Take each line that has the word "color" and return it.

— START —

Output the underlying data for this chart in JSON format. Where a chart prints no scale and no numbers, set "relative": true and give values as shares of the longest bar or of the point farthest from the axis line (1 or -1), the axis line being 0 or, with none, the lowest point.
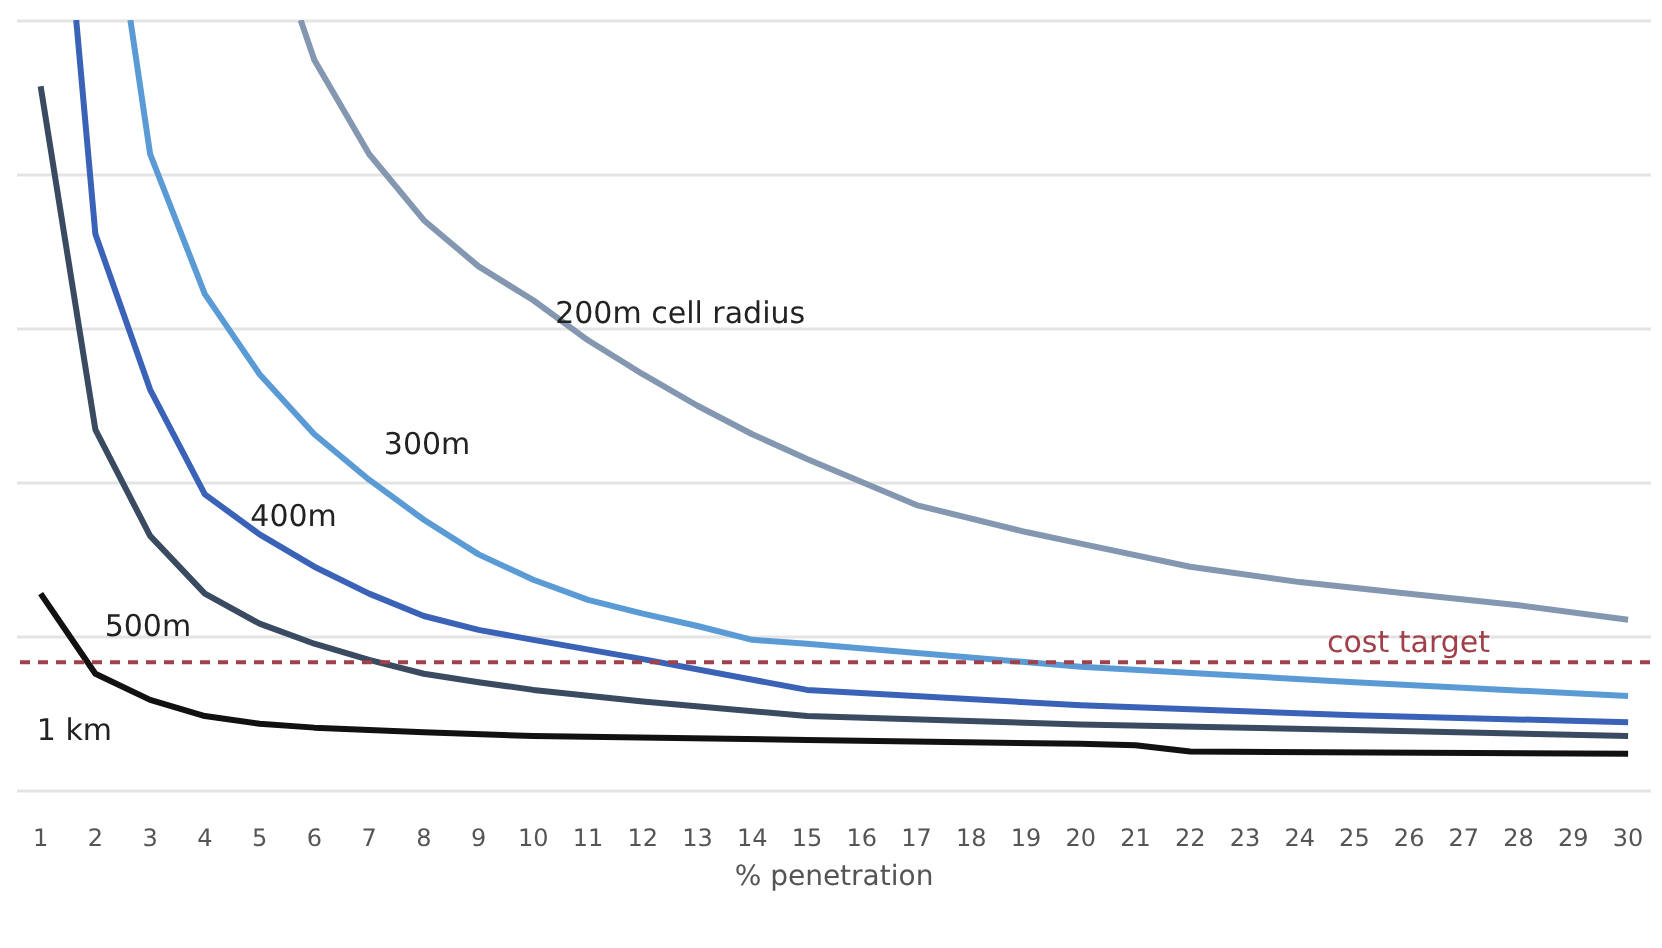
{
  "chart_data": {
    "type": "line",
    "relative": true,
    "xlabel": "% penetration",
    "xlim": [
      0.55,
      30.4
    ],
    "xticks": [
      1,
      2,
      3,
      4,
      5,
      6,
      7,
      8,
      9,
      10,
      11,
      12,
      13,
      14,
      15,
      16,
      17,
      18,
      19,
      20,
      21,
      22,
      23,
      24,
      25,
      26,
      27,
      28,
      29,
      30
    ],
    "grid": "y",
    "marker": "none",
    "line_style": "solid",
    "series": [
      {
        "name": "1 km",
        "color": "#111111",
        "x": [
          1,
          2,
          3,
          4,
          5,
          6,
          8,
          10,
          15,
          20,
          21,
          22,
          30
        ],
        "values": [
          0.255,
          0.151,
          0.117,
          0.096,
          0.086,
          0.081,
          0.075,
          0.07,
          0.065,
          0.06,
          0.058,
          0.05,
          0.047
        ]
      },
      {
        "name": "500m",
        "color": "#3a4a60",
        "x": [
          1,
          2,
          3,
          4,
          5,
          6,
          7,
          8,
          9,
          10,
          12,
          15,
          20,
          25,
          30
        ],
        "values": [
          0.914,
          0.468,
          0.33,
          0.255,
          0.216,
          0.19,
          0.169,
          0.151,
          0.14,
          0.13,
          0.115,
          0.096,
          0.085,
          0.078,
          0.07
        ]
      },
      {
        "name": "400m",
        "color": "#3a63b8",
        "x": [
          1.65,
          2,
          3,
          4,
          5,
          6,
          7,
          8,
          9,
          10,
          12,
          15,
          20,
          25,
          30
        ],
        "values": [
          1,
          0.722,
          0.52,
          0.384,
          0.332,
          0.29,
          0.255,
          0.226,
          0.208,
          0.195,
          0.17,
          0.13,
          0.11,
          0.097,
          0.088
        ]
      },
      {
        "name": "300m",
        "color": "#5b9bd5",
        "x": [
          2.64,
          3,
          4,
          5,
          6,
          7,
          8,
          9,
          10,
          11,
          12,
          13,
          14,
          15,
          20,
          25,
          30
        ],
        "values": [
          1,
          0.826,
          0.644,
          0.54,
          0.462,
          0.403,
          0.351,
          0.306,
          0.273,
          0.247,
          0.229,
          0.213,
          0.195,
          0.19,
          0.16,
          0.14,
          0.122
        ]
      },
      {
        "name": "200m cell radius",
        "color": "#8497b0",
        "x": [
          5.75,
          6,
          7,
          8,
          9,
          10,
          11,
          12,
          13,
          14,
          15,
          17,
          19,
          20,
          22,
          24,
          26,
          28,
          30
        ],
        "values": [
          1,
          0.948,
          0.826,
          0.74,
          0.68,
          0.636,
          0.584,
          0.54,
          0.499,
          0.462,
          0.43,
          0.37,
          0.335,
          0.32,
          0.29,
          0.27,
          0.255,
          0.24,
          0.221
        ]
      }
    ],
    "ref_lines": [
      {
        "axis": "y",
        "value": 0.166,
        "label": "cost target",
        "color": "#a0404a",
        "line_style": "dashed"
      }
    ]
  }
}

— END —
— START —

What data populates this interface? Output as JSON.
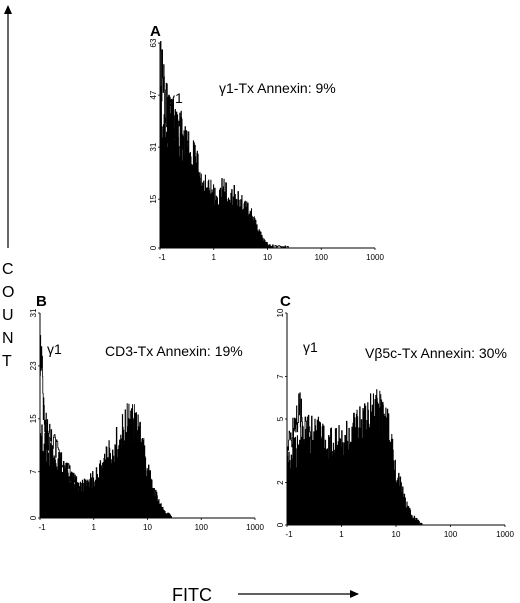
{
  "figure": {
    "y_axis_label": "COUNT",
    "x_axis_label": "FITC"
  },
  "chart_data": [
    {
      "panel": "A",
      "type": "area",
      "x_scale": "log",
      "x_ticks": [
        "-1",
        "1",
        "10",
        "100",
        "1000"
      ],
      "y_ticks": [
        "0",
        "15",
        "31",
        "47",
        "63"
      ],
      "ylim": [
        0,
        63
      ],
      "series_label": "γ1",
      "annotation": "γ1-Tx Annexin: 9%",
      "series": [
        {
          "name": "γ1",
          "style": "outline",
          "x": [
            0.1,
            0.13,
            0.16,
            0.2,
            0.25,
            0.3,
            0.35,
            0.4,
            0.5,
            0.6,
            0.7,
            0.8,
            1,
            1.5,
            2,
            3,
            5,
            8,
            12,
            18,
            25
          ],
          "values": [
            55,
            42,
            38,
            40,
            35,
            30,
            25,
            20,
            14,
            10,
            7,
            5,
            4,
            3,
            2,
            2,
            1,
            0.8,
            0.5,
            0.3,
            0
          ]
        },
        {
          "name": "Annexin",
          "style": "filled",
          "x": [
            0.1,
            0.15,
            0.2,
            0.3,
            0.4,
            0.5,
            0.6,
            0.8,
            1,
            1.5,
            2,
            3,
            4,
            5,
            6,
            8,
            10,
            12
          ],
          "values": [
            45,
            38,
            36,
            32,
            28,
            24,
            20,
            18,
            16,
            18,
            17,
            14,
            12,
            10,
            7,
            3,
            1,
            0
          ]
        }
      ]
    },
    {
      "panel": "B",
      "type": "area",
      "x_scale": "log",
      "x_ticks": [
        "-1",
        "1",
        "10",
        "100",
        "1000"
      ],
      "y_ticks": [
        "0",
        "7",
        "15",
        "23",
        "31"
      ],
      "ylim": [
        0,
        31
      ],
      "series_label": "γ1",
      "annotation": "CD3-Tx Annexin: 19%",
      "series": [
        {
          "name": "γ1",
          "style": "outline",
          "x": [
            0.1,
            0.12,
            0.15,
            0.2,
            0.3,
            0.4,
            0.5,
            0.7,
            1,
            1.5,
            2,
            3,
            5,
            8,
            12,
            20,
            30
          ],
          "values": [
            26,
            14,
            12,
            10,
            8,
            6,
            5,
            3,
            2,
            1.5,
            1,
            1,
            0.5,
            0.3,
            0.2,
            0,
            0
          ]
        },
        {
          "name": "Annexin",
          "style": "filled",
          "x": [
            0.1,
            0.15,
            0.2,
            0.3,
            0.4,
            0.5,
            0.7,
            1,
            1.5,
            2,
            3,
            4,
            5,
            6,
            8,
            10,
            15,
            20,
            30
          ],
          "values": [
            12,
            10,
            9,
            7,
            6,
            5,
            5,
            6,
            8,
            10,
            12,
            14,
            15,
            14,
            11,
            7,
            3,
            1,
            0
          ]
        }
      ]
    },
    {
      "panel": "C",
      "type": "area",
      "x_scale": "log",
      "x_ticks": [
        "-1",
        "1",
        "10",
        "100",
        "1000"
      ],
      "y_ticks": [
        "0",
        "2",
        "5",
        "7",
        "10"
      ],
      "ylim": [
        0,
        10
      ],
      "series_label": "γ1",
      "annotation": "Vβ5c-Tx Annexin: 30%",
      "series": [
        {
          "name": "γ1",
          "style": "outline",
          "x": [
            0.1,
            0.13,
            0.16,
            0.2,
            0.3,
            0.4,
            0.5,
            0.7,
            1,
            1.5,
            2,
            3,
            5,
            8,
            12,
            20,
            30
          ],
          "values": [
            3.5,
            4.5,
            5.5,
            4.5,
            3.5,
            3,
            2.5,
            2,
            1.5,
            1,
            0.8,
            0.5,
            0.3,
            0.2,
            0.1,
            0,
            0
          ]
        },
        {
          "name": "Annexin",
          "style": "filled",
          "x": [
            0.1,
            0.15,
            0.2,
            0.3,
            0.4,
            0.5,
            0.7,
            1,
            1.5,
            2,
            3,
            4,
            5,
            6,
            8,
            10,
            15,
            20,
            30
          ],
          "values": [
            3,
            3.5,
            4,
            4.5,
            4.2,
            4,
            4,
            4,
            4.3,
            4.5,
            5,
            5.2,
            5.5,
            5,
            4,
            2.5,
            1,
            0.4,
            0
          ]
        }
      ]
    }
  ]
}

— END —

**Answer**
        "color": "#111111",
        "color": "#3a4a60",
        "color": "#3a63b8",
        "color": "#5b9bd5",
        "color": "#8497b0",
        "color": "#a0404a",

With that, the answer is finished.